DO THIS: Set the listing down again exactly, please, apart from its pictures.
* begin STORED ROWS *
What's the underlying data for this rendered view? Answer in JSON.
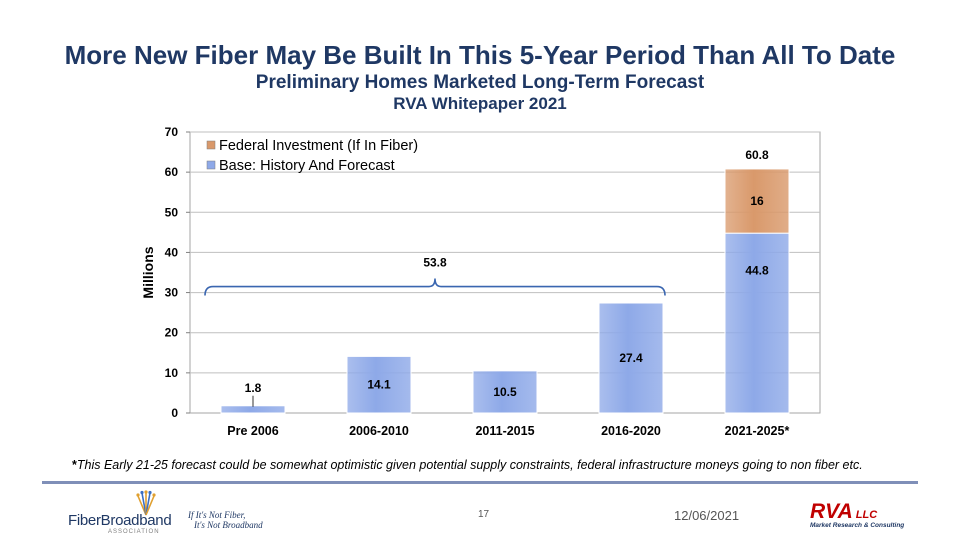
{
  "header": {
    "title": "More New Fiber May Be Built In This 5-Year Period Than All To Date",
    "subtitle": "Preliminary Homes Marketed Long-Term Forecast",
    "source": "RVA Whitepaper 2021"
  },
  "chart_data": {
    "type": "bar",
    "stacked": true,
    "categories": [
      "Pre  2006",
      "2006-2010",
      "2011-2015",
      "2016-2020",
      "2021-2025*"
    ],
    "series": [
      {
        "name": "Base:  History And Forecast",
        "values": [
          1.8,
          14.1,
          10.5,
          27.4,
          44.8
        ],
        "color": "#8ea9e8"
      },
      {
        "name": "Federal Investment (If In Fiber)",
        "values": [
          0,
          0,
          0,
          0,
          16
        ],
        "color": "#d9996b"
      }
    ],
    "totals": [
      {
        "category_index": 4,
        "label": "60.8"
      }
    ],
    "bracket": {
      "from_index": 0,
      "to_index": 3,
      "label": "53.8"
    },
    "ylabel": "Millions",
    "xlabel": "",
    "ylim": [
      0,
      70
    ],
    "yticks": [
      0,
      10,
      20,
      30,
      40,
      50,
      60,
      70
    ],
    "grid": true,
    "legend": "top-left"
  },
  "footer": {
    "footnote_mark": "*",
    "footnote": "This Early 21-25 forecast could be somewhat optimistic given potential supply constraints, federal infrastructure moneys going to non fiber etc.",
    "page_number": "17",
    "date": "12/06/2021",
    "logo_left_name": "FiberBroadband",
    "logo_left_sub": "ASSOCIATION",
    "tagline_1": "If It's Not Fiber,",
    "tagline_2": "It's Not Broadband",
    "logo_right_name": "RVA",
    "logo_right_suffix": "LLC",
    "logo_right_sub": "Market Research & Consulting"
  }
}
* end STORED ROWS *
RESPONSE TO THIS EXERCISE:
What's the underlying data for this rendered view? Answer in JSON.
{
  "header": {
    "title": "More New Fiber May Be Built In This 5-Year Period Than All To Date",
    "subtitle": "Preliminary Homes Marketed Long-Term Forecast",
    "source": "RVA Whitepaper 2021"
  },
  "chart_data": {
    "type": "bar",
    "stacked": true,
    "categories": [
      "Pre  2006",
      "2006-2010",
      "2011-2015",
      "2016-2020",
      "2021-2025*"
    ],
    "series": [
      {
        "name": "Base:  History And Forecast",
        "values": [
          1.8,
          14.1,
          10.5,
          27.4,
          44.8
        ],
        "color": "#8ea9e8"
      },
      {
        "name": "Federal Investment (If In Fiber)",
        "values": [
          0,
          0,
          0,
          0,
          16
        ],
        "color": "#d9996b"
      }
    ],
    "totals": [
      {
        "category_index": 4,
        "label": "60.8"
      }
    ],
    "bracket": {
      "from_index": 0,
      "to_index": 3,
      "label": "53.8"
    },
    "ylabel": "Millions",
    "xlabel": "",
    "ylim": [
      0,
      70
    ],
    "yticks": [
      0,
      10,
      20,
      30,
      40,
      50,
      60,
      70
    ],
    "grid": true,
    "legend": "top-left"
  },
  "footer": {
    "footnote_mark": "*",
    "footnote": "This Early 21-25 forecast could be somewhat optimistic given potential supply constraints, federal infrastructure moneys going to non fiber etc.",
    "page_number": "17",
    "date": "12/06/2021",
    "logo_left_name": "FiberBroadband",
    "logo_left_sub": "ASSOCIATION",
    "tagline_1": "If It's Not Fiber,",
    "tagline_2": "It's Not Broadband",
    "logo_right_name": "RVA",
    "logo_right_suffix": "LLC",
    "logo_right_sub": "Market Research & Consulting"
  }
}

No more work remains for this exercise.